_Problem_. Reproduce the material below line for line, omitting the pictures.

_The input_.
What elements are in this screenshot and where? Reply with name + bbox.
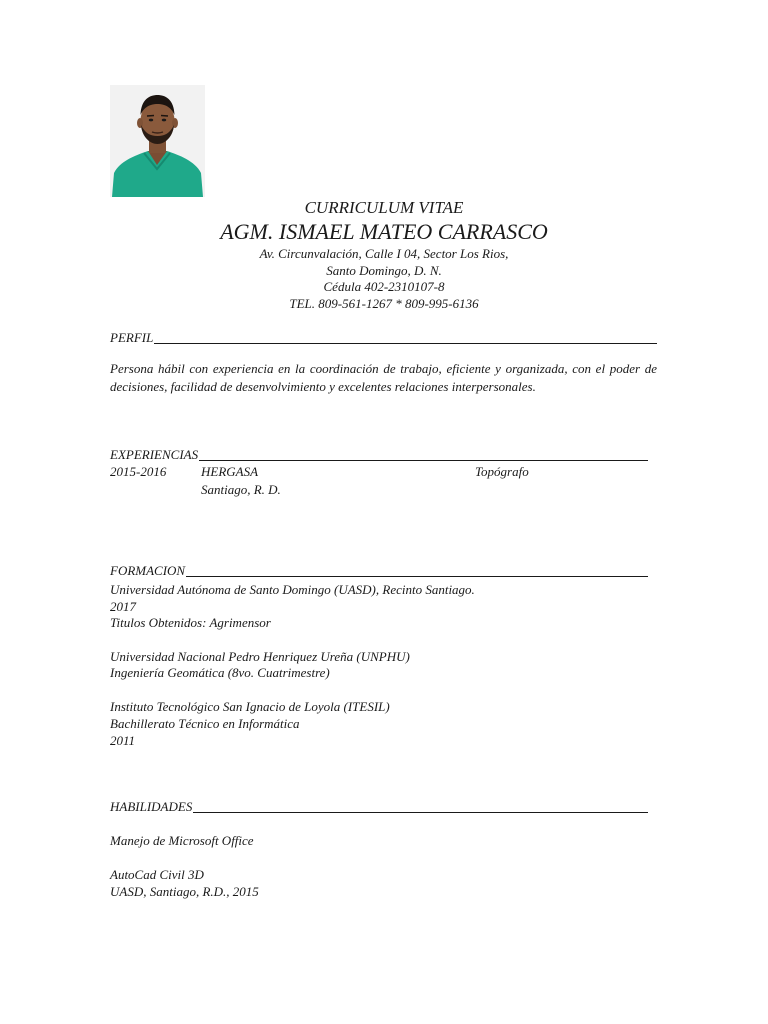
education-line: 2011 [110,733,136,748]
skill-line: AutoCad Civil 3D [110,867,204,882]
address-line-1: Av. Circunvalación, Calle I 04, Sector Los Rios, [259,246,509,261]
perfil-text: Persona hábil con experiencia en la coordinación de trabajo, eficiente y organizada, con el poder de decisiones, facilidad de desenvolvimiento y excelentes relaciones interpersonales. [110,361,657,394]
education-line: Universidad Autónoma de Santo Domingo (UASD), Recinto Santiago. [110,582,475,597]
candidate-name: AGM. ISMAEL MATEO CARRASCO [220,219,548,244]
section-heading-habilidades [110,799,648,815]
section-title-habilidades: HABILIDADES [110,799,193,814]
cedula-number: Cédula 402-2310107-8 [323,279,445,294]
section-title-formacion: FORMACION [110,563,186,578]
skill-line: UASD, Santiago, R.D., 2015 [110,884,259,899]
section-heading-perfil [110,330,657,346]
section-heading-formacion [110,563,648,579]
section-rule [154,343,657,344]
section-title-experiencias: EXPERIENCIAS [110,447,199,462]
skill-line: Manejo de Microsoft Office [110,833,254,848]
experience-role: Topógrafo [475,464,529,479]
phone-numbers: TEL. 809-561-1267 * 809-995-6136 [289,296,479,311]
address-line-2: Santo Domingo, D. N. [326,263,442,278]
profile-photo [110,85,205,197]
section-rule [199,460,648,461]
section-title-perfil: PERFIL [110,330,154,345]
education-line: Universidad Nacional Pedro Henriquez Ureña (UNPHU) [110,649,410,664]
experience-years: 2015-2016 [110,464,167,479]
section-heading-experiencias [110,447,648,463]
education-line: 2017 [110,599,136,614]
section-rule [193,812,648,813]
education-line: Ingeniería Geomática (8vo. Cuatrimestre) [110,665,330,680]
person-portrait-icon [110,85,205,197]
experience-company: HERGASA [201,464,259,479]
education-line: Instituto Tecnológico San Ignacio de Loyola (ITESIL) [110,699,390,714]
education-line: Titulos Obtenidos: Agrimensor [110,615,271,630]
section-rule [186,576,648,577]
document-type-title: CURRICULUM VITAE [304,198,464,217]
experience-location: Santiago, R. D. [201,482,281,497]
education-line: Bachillerato Técnico en Informática [110,716,300,731]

_Solved exercise_.
What elements are in this screenshot and where? Reply with name + bbox.
education-line: 2011 [110,733,136,748]
skill-line: AutoCad Civil 3D [110,867,204,882]
address-line-1: Av. Circunvalación, Calle I 04, Sector Los Rios, [259,246,509,261]
perfil-text: Persona hábil con experiencia en la coordinación de trabajo, eficiente y organizada, con el poder de decisiones, facilidad de desenvolvimiento y excelentes relaciones interpersonales. [110,361,657,394]
education-line: Universidad Autónoma de Santo Domingo (UASD), Recinto Santiago. [110,582,475,597]
candidate-name: AGM. ISMAEL MATEO CARRASCO [220,219,548,244]
section-heading-habilidades [110,799,648,815]
section-title-habilidades: HABILIDADES [110,799,193,814]
cedula-number: Cédula 402-2310107-8 [323,279,445,294]
section-title-formacion: FORMACION [110,563,186,578]
skill-line: UASD, Santiago, R.D., 2015 [110,884,259,899]
section-heading-perfil [110,330,657,346]
section-heading-formacion [110,563,648,579]
section-rule [154,343,657,344]
section-title-experiencias: EXPERIENCIAS [110,447,199,462]
skill-line: Manejo de Microsoft Office [110,833,254,848]
experience-role: Topógrafo [475,464,529,479]
phone-numbers: TEL. 809-561-1267 * 809-995-6136 [289,296,479,311]
address-line-2: Santo Domingo, D. N. [326,263,442,278]
profile-photo [110,85,205,197]
section-rule [199,460,648,461]
section-title-perfil: PERFIL [110,330,154,345]
education-line: Universidad Nacional Pedro Henriquez Ureña (UNPHU) [110,649,410,664]
experience-years: 2015-2016 [110,464,167,479]
section-heading-experiencias [110,447,648,463]
education-line: 2017 [110,599,136,614]
section-rule [193,812,648,813]
education-line: Ingeniería Geomática (8vo. Cuatrimestre) [110,665,330,680]
person-portrait-icon [110,85,205,197]
experience-company: HERGASA [201,464,259,479]
education-line: Instituto Tecnológico San Ignacio de Loyola (ITESIL) [110,699,390,714]
education-line: Titulos Obtenidos: Agrimensor [110,615,271,630]
section-rule [186,576,648,577]
document-type-title: CURRICULUM VITAE [304,198,464,217]
experience-location: Santiago, R. D. [201,482,281,497]
education-line: Bachillerato Técnico en Informática [110,716,300,731]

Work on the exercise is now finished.